Go through the material and tally the lines containing the string "xlabel". Give the total alone.

**Records for the task:**
^^^^
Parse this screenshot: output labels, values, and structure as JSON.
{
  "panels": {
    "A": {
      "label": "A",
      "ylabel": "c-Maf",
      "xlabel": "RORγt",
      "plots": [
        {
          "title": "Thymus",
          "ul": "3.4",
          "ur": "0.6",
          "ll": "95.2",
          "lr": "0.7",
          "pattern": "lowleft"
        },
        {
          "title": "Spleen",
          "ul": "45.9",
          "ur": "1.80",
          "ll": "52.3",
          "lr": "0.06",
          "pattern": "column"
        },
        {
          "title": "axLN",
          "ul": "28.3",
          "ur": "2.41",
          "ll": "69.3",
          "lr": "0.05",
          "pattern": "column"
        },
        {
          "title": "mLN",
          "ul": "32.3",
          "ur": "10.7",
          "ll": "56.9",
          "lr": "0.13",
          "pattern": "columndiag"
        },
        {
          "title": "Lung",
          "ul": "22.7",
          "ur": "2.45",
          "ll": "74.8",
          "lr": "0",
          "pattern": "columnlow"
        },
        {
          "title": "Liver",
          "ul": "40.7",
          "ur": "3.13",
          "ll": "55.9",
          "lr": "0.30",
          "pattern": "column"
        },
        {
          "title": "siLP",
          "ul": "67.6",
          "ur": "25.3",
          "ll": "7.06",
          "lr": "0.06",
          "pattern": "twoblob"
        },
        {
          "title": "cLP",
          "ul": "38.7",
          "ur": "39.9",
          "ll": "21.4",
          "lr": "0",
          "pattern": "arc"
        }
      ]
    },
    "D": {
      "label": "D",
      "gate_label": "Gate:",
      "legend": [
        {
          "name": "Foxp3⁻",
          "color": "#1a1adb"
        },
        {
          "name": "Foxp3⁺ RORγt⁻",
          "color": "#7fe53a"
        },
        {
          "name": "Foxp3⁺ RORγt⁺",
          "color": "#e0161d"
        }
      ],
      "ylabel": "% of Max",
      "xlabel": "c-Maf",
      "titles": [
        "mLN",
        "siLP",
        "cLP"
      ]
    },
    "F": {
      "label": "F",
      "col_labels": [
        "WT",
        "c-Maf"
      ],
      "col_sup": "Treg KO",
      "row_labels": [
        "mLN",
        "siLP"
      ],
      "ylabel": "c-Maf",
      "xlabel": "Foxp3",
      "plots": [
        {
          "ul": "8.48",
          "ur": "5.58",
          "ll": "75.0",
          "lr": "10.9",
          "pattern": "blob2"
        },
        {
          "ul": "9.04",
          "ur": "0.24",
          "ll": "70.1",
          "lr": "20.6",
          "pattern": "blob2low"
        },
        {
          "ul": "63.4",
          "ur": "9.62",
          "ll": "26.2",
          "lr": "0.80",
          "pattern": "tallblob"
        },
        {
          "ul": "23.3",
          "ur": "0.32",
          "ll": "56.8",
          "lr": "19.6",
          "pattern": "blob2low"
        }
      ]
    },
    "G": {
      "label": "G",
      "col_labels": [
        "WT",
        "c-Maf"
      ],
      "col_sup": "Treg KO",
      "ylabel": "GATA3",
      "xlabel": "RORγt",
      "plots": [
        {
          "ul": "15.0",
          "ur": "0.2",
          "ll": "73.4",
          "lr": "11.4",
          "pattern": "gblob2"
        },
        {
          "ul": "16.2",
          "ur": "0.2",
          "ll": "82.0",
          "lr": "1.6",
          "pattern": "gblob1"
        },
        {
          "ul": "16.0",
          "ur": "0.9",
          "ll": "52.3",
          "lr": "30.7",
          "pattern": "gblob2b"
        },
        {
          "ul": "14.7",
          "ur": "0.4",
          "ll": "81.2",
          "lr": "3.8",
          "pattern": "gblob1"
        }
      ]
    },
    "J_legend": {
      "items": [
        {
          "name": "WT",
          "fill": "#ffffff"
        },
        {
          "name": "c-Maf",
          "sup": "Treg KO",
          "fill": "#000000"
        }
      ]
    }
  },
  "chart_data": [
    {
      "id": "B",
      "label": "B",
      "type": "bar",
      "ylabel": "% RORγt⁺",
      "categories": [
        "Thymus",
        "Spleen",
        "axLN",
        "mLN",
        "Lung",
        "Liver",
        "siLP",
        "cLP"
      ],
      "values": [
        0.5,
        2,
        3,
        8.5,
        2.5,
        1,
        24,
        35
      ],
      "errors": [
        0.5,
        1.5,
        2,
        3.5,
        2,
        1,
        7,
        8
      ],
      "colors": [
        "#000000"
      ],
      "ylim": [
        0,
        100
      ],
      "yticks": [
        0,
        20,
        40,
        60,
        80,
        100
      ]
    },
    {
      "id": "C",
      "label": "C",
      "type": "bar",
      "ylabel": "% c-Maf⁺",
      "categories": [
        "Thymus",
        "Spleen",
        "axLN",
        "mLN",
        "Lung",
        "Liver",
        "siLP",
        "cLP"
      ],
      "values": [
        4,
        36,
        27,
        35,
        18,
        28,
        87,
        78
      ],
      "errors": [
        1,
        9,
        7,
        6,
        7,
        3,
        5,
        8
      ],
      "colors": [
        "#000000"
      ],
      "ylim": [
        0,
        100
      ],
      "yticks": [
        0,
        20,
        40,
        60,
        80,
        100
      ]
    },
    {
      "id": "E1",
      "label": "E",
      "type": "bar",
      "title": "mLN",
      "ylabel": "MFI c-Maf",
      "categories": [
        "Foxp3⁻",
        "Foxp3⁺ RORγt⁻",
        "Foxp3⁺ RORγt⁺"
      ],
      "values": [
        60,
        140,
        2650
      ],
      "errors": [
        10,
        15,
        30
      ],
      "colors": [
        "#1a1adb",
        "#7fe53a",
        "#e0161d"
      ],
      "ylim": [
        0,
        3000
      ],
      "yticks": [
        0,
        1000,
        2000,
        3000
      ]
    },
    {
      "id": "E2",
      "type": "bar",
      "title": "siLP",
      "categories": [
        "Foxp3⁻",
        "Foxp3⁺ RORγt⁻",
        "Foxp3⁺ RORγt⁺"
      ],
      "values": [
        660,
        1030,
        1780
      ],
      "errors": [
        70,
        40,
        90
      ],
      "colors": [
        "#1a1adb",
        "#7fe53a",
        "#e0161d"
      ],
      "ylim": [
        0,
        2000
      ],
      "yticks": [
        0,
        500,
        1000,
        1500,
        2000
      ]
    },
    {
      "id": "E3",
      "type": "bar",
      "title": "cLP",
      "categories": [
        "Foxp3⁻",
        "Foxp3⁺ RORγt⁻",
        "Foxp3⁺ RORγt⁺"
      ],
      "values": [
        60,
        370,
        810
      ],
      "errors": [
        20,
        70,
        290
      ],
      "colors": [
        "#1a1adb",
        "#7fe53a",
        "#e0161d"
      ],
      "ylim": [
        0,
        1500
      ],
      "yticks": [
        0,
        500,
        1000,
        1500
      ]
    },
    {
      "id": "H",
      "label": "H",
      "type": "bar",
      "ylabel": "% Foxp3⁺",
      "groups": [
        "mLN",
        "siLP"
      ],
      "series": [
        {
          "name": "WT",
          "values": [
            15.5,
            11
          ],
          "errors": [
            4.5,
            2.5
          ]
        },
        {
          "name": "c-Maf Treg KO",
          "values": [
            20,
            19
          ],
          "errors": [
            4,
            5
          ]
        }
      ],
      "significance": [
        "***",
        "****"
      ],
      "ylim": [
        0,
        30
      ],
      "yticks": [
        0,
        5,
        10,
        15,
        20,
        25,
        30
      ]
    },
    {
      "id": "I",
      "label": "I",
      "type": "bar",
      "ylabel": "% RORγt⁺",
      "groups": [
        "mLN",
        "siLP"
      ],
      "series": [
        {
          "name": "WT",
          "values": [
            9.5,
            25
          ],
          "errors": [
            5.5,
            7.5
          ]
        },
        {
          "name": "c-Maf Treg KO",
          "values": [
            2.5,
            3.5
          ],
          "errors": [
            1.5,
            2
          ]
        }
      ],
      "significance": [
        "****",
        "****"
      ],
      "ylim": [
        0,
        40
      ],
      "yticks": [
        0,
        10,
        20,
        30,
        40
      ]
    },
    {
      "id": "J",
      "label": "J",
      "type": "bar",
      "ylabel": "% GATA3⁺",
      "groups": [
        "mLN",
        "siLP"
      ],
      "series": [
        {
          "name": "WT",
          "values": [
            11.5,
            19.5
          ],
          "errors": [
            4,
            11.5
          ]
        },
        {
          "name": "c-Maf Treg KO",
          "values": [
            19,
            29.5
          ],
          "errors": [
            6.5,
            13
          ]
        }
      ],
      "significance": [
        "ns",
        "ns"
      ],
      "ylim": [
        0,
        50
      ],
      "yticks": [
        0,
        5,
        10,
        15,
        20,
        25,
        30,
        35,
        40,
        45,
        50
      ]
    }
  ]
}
^^^^
**Exercise solution:** 4